## [PROBLEM STATEMENT]
Will you extract the entries word for word? Images should not appear in the copy.
⁂
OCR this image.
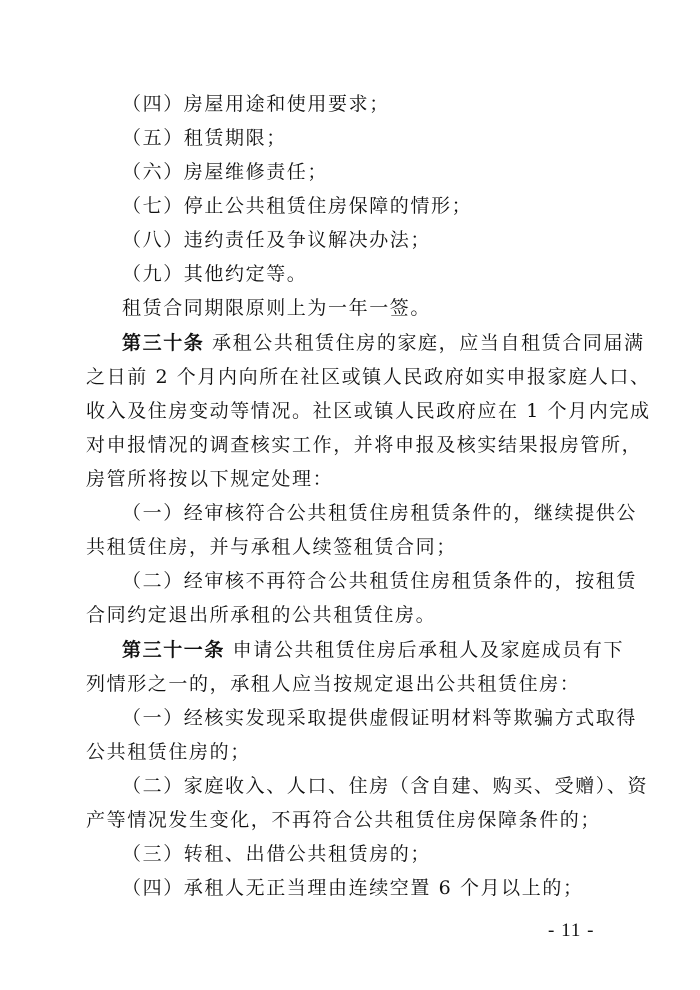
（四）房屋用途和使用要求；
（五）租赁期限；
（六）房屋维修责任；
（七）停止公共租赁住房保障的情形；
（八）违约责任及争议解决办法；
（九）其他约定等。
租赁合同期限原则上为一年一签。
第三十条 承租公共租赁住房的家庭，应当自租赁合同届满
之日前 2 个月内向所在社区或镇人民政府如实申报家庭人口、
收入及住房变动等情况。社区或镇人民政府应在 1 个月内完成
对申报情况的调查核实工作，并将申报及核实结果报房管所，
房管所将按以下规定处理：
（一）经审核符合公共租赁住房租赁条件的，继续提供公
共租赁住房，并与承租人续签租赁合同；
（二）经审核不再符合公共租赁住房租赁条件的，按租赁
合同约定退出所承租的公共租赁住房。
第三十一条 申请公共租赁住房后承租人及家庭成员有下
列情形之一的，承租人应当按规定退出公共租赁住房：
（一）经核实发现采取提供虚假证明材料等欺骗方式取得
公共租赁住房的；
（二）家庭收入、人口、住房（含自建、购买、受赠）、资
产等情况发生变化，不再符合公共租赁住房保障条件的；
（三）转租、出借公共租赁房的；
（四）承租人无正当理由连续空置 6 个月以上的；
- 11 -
⁂
## [WRITTEN SOLUTION]
OCR this image.
（四）房屋用途和使用要求；
（五）租赁期限；
（六）房屋维修责任；
（七）停止公共租赁住房保障的情形；
（八）违约责任及争议解决办法；
（九）其他约定等。
租赁合同期限原则上为一年一签。
第三十条 承租公共租赁住房的家庭，应当自租赁合同届满
之日前 2 个月内向所在社区或镇人民政府如实申报家庭人口、
收入及住房变动等情况。社区或镇人民政府应在 1 个月内完成
对申报情况的调查核实工作，并将申报及核实结果报房管所，
房管所将按以下规定处理：
（一）经审核符合公共租赁住房租赁条件的，继续提供公
共租赁住房，并与承租人续签租赁合同；
（二）经审核不再符合公共租赁住房租赁条件的，按租赁
合同约定退出所承租的公共租赁住房。
第三十一条 申请公共租赁住房后承租人及家庭成员有下
列情形之一的，承租人应当按规定退出公共租赁住房：
（一）经核实发现采取提供虚假证明材料等欺骗方式取得
公共租赁住房的；
（二）家庭收入、人口、住房（含自建、购买、受赠）、资
产等情况发生变化，不再符合公共租赁住房保障条件的；
（三）转租、出借公共租赁房的；
（四）承租人无正当理由连续空置 6 个月以上的；
- 11 -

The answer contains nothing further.